─── Dataset entries ───
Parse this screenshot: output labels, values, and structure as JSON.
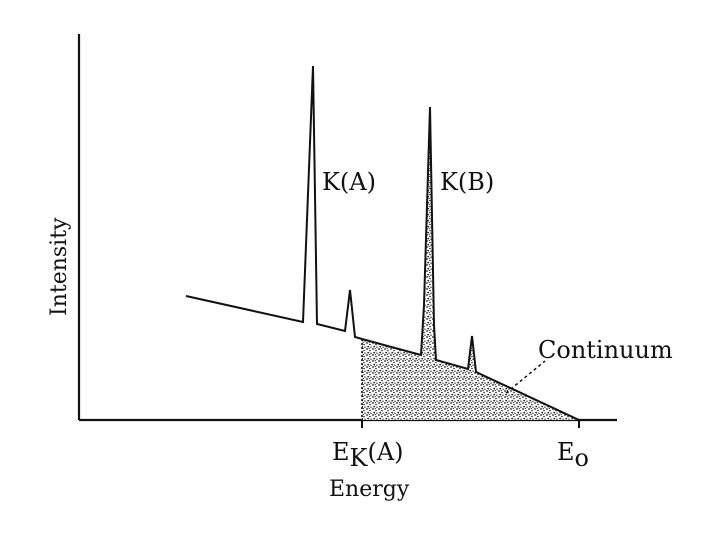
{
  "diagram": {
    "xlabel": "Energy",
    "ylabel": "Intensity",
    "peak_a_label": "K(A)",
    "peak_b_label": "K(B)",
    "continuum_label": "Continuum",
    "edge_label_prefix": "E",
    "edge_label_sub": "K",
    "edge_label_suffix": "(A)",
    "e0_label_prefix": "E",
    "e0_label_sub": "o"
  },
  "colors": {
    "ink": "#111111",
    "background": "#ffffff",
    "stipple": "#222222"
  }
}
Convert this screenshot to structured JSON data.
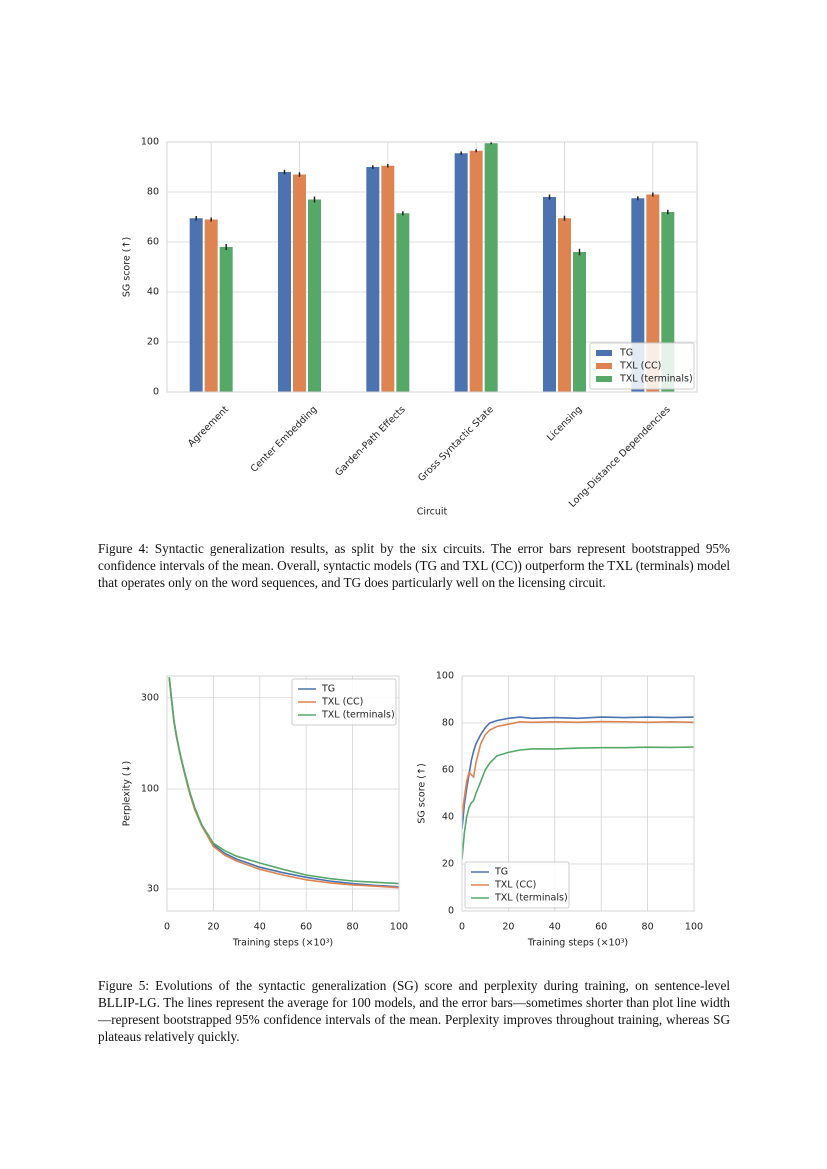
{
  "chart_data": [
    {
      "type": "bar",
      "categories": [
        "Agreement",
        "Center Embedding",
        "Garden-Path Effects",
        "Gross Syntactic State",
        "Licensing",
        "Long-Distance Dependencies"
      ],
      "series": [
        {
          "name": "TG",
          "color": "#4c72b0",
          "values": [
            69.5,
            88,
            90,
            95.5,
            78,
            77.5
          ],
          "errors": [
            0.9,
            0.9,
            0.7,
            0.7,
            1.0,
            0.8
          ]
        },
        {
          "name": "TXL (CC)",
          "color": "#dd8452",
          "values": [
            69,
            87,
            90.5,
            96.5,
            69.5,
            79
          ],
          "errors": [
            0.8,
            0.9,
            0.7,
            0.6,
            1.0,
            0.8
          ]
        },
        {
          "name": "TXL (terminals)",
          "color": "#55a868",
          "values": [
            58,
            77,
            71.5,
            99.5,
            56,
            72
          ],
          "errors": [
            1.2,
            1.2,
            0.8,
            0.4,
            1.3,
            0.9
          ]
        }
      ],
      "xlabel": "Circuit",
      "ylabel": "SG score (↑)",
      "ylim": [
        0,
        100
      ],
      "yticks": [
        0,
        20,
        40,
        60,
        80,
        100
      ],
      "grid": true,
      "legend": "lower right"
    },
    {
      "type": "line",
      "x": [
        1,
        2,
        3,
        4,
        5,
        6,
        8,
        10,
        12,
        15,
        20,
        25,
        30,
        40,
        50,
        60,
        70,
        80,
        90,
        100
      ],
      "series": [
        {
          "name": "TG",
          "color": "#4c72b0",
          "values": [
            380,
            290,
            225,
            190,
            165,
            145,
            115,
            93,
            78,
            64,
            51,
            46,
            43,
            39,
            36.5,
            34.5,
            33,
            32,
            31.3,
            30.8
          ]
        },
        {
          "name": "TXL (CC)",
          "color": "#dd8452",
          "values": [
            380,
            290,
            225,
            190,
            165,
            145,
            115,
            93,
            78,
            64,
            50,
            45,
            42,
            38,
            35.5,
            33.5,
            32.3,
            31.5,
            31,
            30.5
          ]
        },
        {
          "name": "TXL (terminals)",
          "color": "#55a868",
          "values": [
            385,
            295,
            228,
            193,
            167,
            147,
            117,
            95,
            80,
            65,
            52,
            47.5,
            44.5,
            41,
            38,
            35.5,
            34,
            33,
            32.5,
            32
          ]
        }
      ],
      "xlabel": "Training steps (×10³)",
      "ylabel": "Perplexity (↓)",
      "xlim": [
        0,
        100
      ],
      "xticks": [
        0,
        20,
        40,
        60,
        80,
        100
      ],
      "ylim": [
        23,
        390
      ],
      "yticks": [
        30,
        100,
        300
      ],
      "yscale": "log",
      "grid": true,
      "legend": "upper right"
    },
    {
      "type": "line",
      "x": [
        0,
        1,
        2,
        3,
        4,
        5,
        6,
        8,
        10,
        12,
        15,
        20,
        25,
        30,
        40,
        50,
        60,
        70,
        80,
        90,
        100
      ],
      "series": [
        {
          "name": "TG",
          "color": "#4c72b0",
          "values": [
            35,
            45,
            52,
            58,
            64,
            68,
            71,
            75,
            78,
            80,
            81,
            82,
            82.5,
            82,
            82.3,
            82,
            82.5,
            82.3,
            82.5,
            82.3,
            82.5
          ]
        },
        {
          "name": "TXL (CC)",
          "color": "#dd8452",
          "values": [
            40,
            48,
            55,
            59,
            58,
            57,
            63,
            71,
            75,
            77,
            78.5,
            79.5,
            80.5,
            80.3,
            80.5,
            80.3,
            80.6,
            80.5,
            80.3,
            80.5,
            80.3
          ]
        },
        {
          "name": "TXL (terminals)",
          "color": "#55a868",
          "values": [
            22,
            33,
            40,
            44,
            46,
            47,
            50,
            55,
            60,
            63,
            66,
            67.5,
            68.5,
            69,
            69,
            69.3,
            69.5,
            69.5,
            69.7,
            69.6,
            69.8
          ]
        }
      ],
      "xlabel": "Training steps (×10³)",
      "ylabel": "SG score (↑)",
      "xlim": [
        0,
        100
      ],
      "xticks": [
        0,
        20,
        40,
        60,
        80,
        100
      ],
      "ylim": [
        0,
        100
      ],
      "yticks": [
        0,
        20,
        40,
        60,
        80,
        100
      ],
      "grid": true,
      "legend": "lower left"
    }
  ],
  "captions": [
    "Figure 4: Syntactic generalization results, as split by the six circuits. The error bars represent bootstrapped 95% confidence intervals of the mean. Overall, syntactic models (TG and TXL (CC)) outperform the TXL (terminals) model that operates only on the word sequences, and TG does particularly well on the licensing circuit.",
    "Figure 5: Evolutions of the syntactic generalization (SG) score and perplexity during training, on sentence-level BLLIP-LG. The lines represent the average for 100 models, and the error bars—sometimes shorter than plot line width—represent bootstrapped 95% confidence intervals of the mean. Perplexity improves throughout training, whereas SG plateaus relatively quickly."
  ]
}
───
─── Dataset entries ───
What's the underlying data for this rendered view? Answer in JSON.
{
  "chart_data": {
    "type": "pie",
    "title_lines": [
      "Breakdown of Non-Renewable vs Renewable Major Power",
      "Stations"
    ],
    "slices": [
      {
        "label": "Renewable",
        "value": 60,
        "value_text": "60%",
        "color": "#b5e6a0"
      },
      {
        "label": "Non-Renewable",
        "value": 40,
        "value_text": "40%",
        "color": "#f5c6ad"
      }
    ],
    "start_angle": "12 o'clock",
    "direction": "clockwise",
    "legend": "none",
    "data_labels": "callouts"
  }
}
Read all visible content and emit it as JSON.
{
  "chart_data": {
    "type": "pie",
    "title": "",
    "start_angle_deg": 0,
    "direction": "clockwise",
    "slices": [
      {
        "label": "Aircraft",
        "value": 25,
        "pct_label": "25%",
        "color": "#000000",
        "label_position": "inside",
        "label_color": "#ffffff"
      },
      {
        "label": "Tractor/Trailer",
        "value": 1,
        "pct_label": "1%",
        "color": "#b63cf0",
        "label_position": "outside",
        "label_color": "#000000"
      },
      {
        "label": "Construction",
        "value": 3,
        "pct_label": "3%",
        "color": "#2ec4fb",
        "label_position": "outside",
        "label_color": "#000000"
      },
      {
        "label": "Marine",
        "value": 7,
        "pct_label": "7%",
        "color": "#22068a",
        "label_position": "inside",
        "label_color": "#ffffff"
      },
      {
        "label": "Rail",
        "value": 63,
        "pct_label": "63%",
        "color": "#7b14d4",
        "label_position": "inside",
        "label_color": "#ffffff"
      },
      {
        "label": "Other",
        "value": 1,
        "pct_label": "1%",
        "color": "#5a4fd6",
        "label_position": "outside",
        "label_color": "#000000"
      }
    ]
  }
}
───
─── Dataset entries ───
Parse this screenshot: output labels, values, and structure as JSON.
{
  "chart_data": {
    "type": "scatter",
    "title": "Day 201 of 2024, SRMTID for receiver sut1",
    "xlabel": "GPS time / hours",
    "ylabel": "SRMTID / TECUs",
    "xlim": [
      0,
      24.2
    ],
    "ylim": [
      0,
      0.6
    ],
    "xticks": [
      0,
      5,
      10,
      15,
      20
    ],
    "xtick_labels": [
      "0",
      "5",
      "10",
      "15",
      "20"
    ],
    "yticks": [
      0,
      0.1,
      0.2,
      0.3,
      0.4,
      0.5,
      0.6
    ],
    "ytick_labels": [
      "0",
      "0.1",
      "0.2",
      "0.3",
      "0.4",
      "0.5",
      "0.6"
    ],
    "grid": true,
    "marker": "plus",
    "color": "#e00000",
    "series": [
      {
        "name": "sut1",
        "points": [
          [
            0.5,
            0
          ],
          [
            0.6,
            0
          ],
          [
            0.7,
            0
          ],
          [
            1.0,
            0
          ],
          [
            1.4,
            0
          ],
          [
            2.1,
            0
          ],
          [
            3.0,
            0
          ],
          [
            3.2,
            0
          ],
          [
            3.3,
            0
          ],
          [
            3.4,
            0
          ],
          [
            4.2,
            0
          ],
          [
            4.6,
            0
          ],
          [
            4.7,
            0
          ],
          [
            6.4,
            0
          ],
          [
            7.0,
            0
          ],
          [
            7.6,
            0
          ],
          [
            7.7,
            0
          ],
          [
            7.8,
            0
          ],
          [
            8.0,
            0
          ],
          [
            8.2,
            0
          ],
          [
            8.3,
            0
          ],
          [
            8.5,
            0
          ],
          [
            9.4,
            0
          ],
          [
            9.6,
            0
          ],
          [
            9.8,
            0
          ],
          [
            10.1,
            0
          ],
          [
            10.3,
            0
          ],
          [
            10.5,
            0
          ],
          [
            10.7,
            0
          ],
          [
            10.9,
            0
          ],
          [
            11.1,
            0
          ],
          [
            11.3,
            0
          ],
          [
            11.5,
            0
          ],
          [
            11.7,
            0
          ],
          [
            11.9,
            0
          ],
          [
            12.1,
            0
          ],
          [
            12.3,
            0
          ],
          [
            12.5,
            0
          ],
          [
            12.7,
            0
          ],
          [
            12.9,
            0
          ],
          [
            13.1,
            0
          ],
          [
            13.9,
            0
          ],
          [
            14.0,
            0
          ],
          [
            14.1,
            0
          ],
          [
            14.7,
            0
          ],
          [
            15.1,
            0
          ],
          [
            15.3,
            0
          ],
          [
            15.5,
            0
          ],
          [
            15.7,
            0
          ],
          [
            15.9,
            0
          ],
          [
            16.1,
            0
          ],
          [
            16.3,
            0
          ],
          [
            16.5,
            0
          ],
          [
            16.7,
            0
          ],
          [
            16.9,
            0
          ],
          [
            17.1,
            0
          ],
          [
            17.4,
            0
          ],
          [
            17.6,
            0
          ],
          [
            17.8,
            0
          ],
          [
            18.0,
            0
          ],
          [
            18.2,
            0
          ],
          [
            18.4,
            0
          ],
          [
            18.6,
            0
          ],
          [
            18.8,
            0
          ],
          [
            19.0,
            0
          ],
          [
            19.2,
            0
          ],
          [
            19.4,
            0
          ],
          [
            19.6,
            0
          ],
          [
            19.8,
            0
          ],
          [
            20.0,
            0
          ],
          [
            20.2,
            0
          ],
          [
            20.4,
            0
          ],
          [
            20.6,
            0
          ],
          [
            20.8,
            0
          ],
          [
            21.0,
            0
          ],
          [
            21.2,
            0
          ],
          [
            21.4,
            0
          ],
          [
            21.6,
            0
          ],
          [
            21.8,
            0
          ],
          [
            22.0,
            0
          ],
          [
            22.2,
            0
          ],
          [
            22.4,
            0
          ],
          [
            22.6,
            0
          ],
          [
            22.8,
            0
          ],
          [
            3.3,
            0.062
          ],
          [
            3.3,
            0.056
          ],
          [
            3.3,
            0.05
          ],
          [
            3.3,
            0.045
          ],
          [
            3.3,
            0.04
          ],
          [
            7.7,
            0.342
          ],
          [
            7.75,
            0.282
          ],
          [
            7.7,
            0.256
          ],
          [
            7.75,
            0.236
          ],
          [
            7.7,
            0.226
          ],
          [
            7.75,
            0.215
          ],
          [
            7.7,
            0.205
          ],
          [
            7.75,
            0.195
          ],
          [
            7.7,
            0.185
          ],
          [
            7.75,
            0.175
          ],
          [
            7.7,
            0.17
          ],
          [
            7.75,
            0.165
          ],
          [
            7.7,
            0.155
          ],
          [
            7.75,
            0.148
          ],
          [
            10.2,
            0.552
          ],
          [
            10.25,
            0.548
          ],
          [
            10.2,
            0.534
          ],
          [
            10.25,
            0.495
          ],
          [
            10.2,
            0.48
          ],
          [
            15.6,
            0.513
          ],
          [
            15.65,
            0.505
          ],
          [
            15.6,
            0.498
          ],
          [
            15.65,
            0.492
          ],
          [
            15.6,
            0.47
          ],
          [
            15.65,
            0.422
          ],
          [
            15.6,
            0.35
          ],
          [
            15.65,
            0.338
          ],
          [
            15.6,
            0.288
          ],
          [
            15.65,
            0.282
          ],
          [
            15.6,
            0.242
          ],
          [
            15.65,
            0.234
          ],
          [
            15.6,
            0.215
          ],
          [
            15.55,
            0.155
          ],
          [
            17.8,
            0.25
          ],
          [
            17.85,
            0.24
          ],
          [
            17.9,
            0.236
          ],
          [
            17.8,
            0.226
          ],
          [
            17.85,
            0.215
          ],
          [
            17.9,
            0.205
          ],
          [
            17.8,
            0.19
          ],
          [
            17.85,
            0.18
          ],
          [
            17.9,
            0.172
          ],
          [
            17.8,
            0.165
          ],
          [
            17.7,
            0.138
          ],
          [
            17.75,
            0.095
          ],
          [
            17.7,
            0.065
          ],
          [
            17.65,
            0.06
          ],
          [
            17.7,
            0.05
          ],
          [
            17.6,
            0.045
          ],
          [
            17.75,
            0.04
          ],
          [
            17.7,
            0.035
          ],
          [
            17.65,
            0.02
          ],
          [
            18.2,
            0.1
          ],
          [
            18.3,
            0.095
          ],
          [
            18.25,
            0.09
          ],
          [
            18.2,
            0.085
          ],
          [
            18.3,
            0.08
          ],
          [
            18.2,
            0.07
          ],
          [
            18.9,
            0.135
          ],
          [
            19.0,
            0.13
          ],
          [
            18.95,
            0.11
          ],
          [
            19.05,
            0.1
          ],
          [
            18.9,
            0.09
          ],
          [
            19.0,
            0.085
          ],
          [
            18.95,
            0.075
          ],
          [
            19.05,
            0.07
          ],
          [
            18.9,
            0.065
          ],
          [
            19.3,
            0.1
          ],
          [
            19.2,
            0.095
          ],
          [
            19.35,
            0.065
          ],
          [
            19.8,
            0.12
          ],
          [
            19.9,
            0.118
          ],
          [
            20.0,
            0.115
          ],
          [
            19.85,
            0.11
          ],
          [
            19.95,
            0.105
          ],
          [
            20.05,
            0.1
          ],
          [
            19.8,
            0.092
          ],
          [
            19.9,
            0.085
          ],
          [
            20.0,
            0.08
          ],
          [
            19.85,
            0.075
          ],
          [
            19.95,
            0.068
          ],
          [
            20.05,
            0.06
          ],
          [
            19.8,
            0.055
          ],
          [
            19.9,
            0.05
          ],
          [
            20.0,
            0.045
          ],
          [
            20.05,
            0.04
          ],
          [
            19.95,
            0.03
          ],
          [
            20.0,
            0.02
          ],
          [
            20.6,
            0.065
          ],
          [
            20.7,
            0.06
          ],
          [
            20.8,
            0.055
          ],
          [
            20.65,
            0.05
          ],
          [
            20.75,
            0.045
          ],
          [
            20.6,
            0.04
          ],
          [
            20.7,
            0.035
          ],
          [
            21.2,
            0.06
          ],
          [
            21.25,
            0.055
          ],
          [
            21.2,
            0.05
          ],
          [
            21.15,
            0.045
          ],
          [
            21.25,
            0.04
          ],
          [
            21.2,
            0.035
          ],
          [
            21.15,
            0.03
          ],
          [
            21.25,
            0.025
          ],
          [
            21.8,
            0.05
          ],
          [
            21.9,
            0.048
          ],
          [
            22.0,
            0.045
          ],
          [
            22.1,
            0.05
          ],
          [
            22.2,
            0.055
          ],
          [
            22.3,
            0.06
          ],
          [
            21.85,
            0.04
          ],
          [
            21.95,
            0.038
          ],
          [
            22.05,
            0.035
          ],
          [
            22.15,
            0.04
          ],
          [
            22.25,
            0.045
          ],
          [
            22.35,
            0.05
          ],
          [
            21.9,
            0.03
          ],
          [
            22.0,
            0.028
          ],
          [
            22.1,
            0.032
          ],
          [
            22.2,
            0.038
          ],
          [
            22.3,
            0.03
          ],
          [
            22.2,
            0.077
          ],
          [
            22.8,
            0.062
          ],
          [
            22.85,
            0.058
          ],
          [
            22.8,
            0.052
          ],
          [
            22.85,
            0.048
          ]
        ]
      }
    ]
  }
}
───
Prompt
From the records given above, copy all lines containing "intervals".

Result of the task
    "Figure 4: Syntactic generalization results, as split by the six circuits. The error bars represent bootstrapped 95% confidence intervals of the mean. Overall, syntactic models (TG and TXL (CC)) outperform the TXL (terminals) model that operates only on the word sequences, and TG does particularly well on the licensing circuit.",
    "Figure 5: Evolutions of the syntactic generalization (SG) score and perplexity during training, on sentence-level BLLIP-LG. The lines represent the average for 100 models, and the error bars—sometimes shorter than plot line width—represent bootstrapped 95% confidence intervals of the mean. Perplexity improves throughout training, whereas SG plateaus relatively quickly."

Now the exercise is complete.